> [REQUEST] Scan the lines below; pull out those with "efekat".

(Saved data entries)

>>>

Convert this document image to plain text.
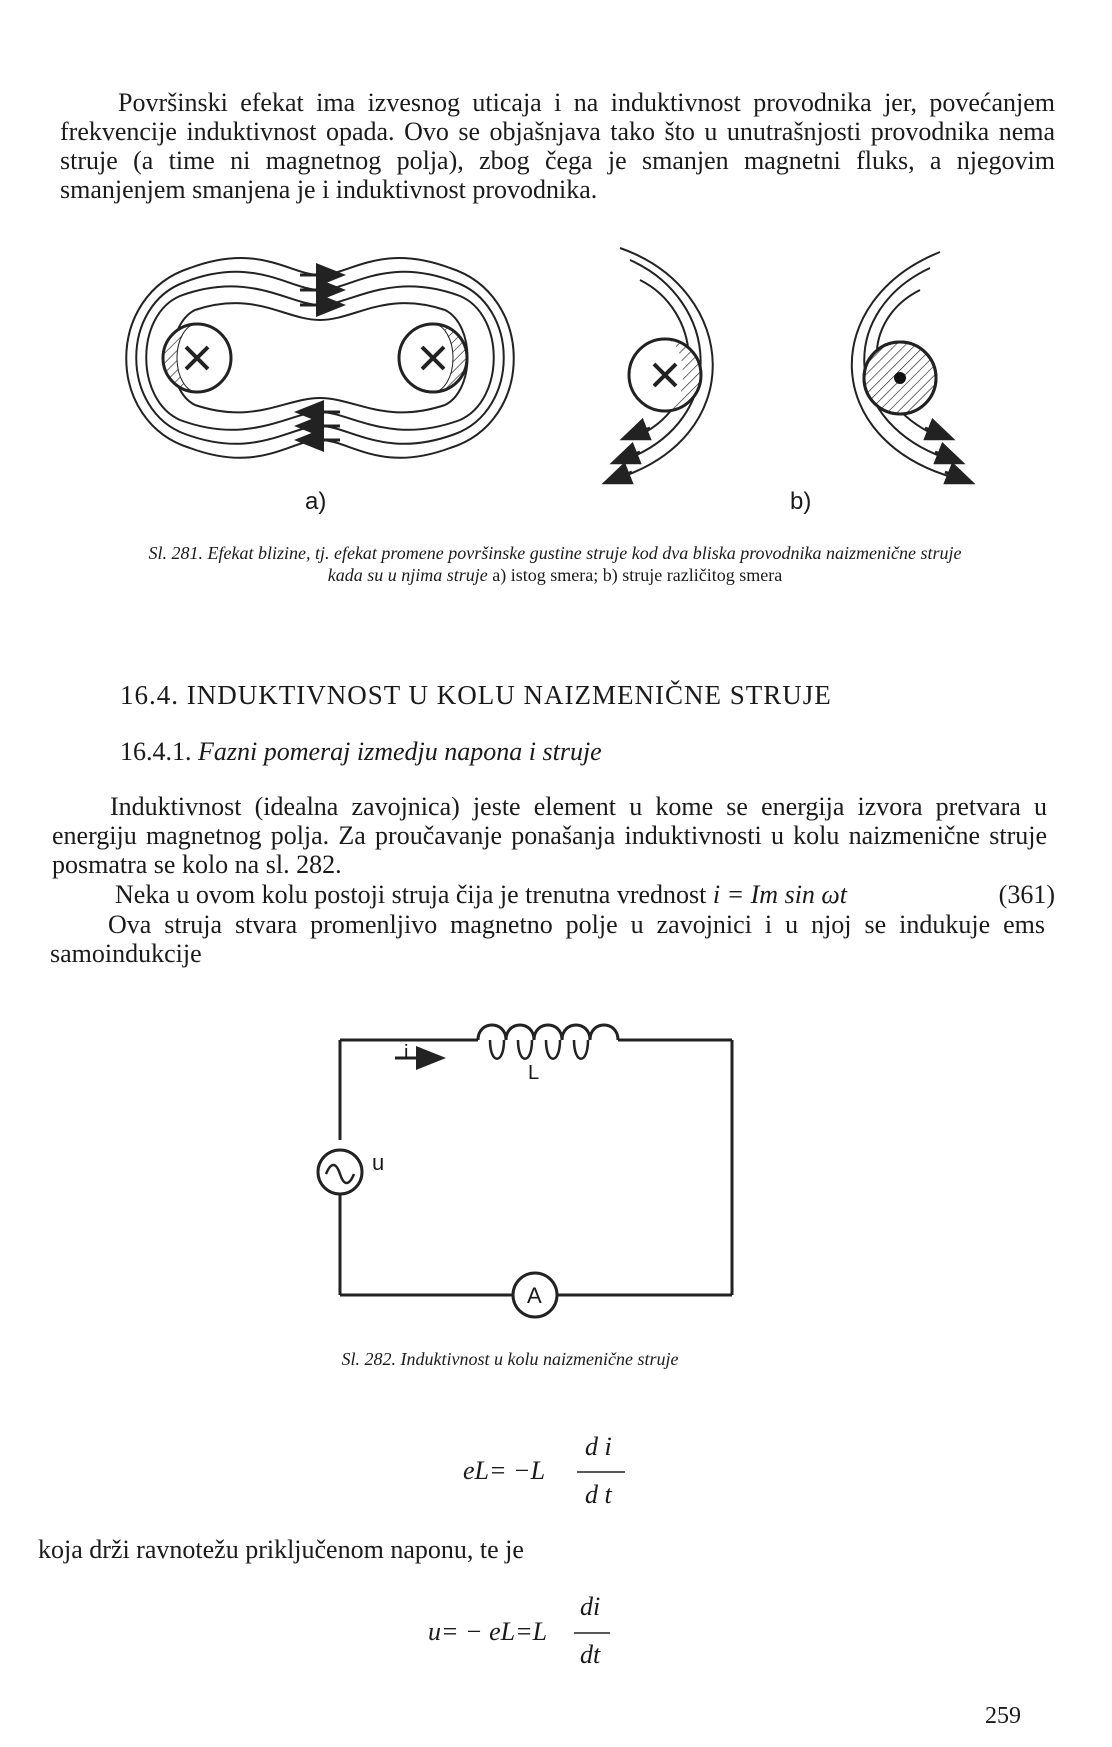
Površinski efekat ima izvesnog uticaja i na induktivnost provodnika jer, povećanjem frekvencije induktivnost opada. Ovo se objašnjava tako što u unutrašnjosti provodnika nema struje (a time ni magnetnog polja), zbog čega je smanjen magnetni fluks, a njegovim smanjenjem smanjena je i induktivnost provodnika.

a)	b)

Sl. 281. Efekat blizine, tj. efekat promene površinske gustine struje kod dva bliska provodnika naizmenične struje kada su u njima struje a) istog smera; b) struje različitog smera

16.4. INDUKTIVNOST U KOLU NAIZMENIČNE STRUJE

16.4.1. Fazni pomeraj izmedju napona i struje

Induktivnost (idealna zavojnica) jeste element u kome se energija izvora pretvara u energiju magnetnog polja. Za proučavanje ponašanja induktivnosti u kolu naizmenične struje posmatra se kolo na sl. 282.

Neka u ovom kolu postoji struja čija je trenutna vrednost i = Im sin ωt	(361)

Ova struja stvara promenljivo magnetno polje u zavojnici i u njoj se indukuje ems samoindukcije

i
L
u
A

Sl. 282. Induktivnost u kolu naizmenične struje

eL= −L
d i
d t

koja drži ravnotežu priključenom naponu, te je

u= − eL=L
di
dt
259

<<<

> [EXERCISE RESULT]
Površinski efekat ima izvesnog uticaja i na induktivnost provodnika jer, povećanjem frekvencije induktivnost opada. Ovo se objašnjava tako što u unutrašnjosti provodnika nema struje (a time ni magnetnog polja), zbog čega je smanjen magnetni fluks, a njegovim smanjenjem smanjena je i induktivnost provodnika.
Sl. 281. Efekat blizine, tj. efekat promene površinske gustine struje kod dva bliska provodnika naizmenične struje kada su u njima struje a) istog smera; b) struje različitog smera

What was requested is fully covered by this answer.